**Extracted entries**
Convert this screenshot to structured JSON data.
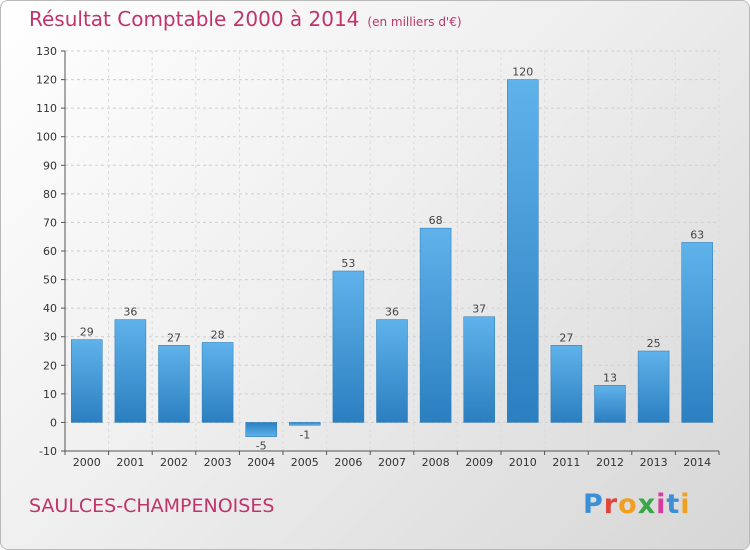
{
  "header": {
    "title": "Résultat Comptable 2000 à 2014",
    "subtitle": "(en milliers d'€)"
  },
  "footer": {
    "commune": "SAULCES-CHAMPENOISES",
    "logo": "Proxiti"
  },
  "colors": {
    "title": "#c0336b",
    "bar_light": "#5fb2ea",
    "bar_dark": "#2b7fc0",
    "grid": "#d0d0d0"
  },
  "chart_data": {
    "type": "bar",
    "title": "Résultat Comptable 2000 à 2014",
    "subtitle": "(en milliers d'€)",
    "categories": [
      "2000",
      "2001",
      "2002",
      "2003",
      "2004",
      "2005",
      "2006",
      "2007",
      "2008",
      "2009",
      "2010",
      "2011",
      "2012",
      "2013",
      "2014"
    ],
    "values": [
      29,
      36,
      27,
      28,
      -5,
      -1,
      53,
      36,
      68,
      37,
      120,
      27,
      13,
      25,
      63
    ],
    "ylim": [
      -10,
      130
    ],
    "yticks": [
      -10,
      0,
      10,
      20,
      30,
      40,
      50,
      60,
      70,
      80,
      90,
      100,
      110,
      120,
      130
    ],
    "grid": true
  }
}
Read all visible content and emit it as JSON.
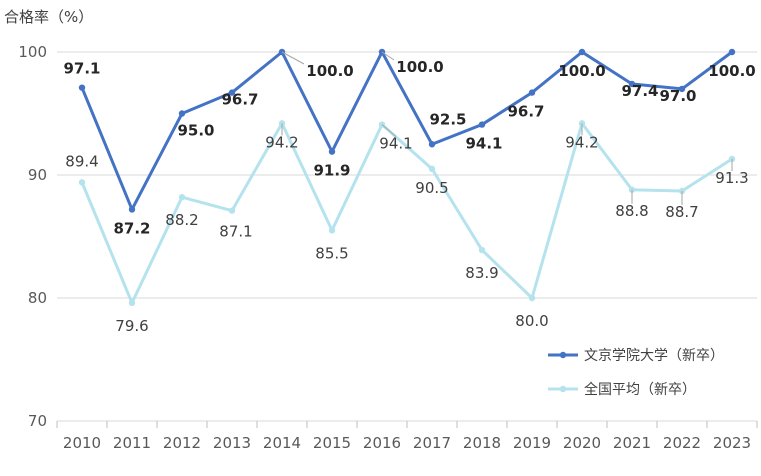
{
  "chart_data": {
    "type": "line",
    "ylabel": "合格率（%）",
    "ylim": [
      70,
      100
    ],
    "yticks": [
      70,
      80,
      90,
      100
    ],
    "grid": "horizontal",
    "legend_position": "bottom-right",
    "categories": [
      "2010",
      "2011",
      "2012",
      "2013",
      "2014",
      "2015",
      "2016",
      "2017",
      "2018",
      "2019",
      "2020",
      "2021",
      "2022",
      "2023"
    ],
    "series": [
      {
        "name": "文京学院大学（新卒）",
        "color": "#4472C4",
        "values": [
          97.1,
          87.2,
          95.0,
          96.7,
          100.0,
          91.9,
          100.0,
          92.5,
          94.1,
          96.7,
          100.0,
          97.4,
          97.0,
          100.0
        ],
        "labels": [
          "97.1",
          "87.2",
          "95.0",
          "96.7",
          "100.0",
          "91.9",
          "100.0",
          "92.5",
          "94.1",
          "96.7",
          "100.0",
          "97.4",
          "97.0",
          "100.0"
        ]
      },
      {
        "name": "全国平均（新卒）",
        "color": "#B4E3EE",
        "values": [
          89.4,
          79.6,
          88.2,
          87.1,
          94.2,
          85.5,
          94.1,
          90.5,
          83.9,
          80.0,
          94.2,
          88.8,
          88.7,
          91.3
        ],
        "labels": [
          "89.4",
          "79.6",
          "88.2",
          "87.1",
          "94.2",
          "85.5",
          "94.1",
          "90.5",
          "83.9",
          "80.0",
          "94.2",
          "88.8",
          "88.7",
          "91.3"
        ]
      }
    ]
  }
}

**Directions for this task**
Print each of the records above exactly as written, leaving no picture in the copy.

**Answer for this exercise**
Convert this screenshot to structured JSON data.
{
  "header": {
    "title": "Résultat Comptable 2000 à 2014",
    "subtitle": "(en milliers d'€)"
  },
  "footer": {
    "commune": "SAULCES-CHAMPENOISES",
    "logo": "Proxiti"
  },
  "colors": {
    "title": "#c0336b",
    "bar_light": "#5fb2ea",
    "bar_dark": "#2b7fc0",
    "grid": "#d0d0d0"
  },
  "chart_data": {
    "type": "bar",
    "title": "Résultat Comptable 2000 à 2014",
    "subtitle": "(en milliers d'€)",
    "categories": [
      "2000",
      "2001",
      "2002",
      "2003",
      "2004",
      "2005",
      "2006",
      "2007",
      "2008",
      "2009",
      "2010",
      "2011",
      "2012",
      "2013",
      "2014"
    ],
    "values": [
      29,
      36,
      27,
      28,
      -5,
      -1,
      53,
      36,
      68,
      37,
      120,
      27,
      13,
      25,
      63
    ],
    "ylim": [
      -10,
      130
    ],
    "yticks": [
      -10,
      0,
      10,
      20,
      30,
      40,
      50,
      60,
      70,
      80,
      90,
      100,
      110,
      120,
      130
    ],
    "grid": true
  }
}
Read all visible content and emit it as JSON.
{
  "chart_data": {
    "type": "line",
    "ylabel": "合格率（%）",
    "ylim": [
      70,
      100
    ],
    "yticks": [
      70,
      80,
      90,
      100
    ],
    "grid": "horizontal",
    "legend_position": "bottom-right",
    "categories": [
      "2010",
      "2011",
      "2012",
      "2013",
      "2014",
      "2015",
      "2016",
      "2017",
      "2018",
      "2019",
      "2020",
      "2021",
      "2022",
      "2023"
    ],
    "series": [
      {
        "name": "文京学院大学（新卒）",
        "color": "#4472C4",
        "values": [
          97.1,
          87.2,
          95.0,
          96.7,
          100.0,
          91.9,
          100.0,
          92.5,
          94.1,
          96.7,
          100.0,
          97.4,
          97.0,
          100.0
        ],
        "labels": [
          "97.1",
          "87.2",
          "95.0",
          "96.7",
          "100.0",
          "91.9",
          "100.0",
          "92.5",
          "94.1",
          "96.7",
          "100.0",
          "97.4",
          "97.0",
          "100.0"
        ]
      },
      {
        "name": "全国平均（新卒）",
        "color": "#B4E3EE",
        "values": [
          89.4,
          79.6,
          88.2,
          87.1,
          94.2,
          85.5,
          94.1,
          90.5,
          83.9,
          80.0,
          94.2,
          88.8,
          88.7,
          91.3
        ],
        "labels": [
          "89.4",
          "79.6",
          "88.2",
          "87.1",
          "94.2",
          "85.5",
          "94.1",
          "90.5",
          "83.9",
          "80.0",
          "94.2",
          "88.8",
          "88.7",
          "91.3"
        ]
      }
    ]
  }
}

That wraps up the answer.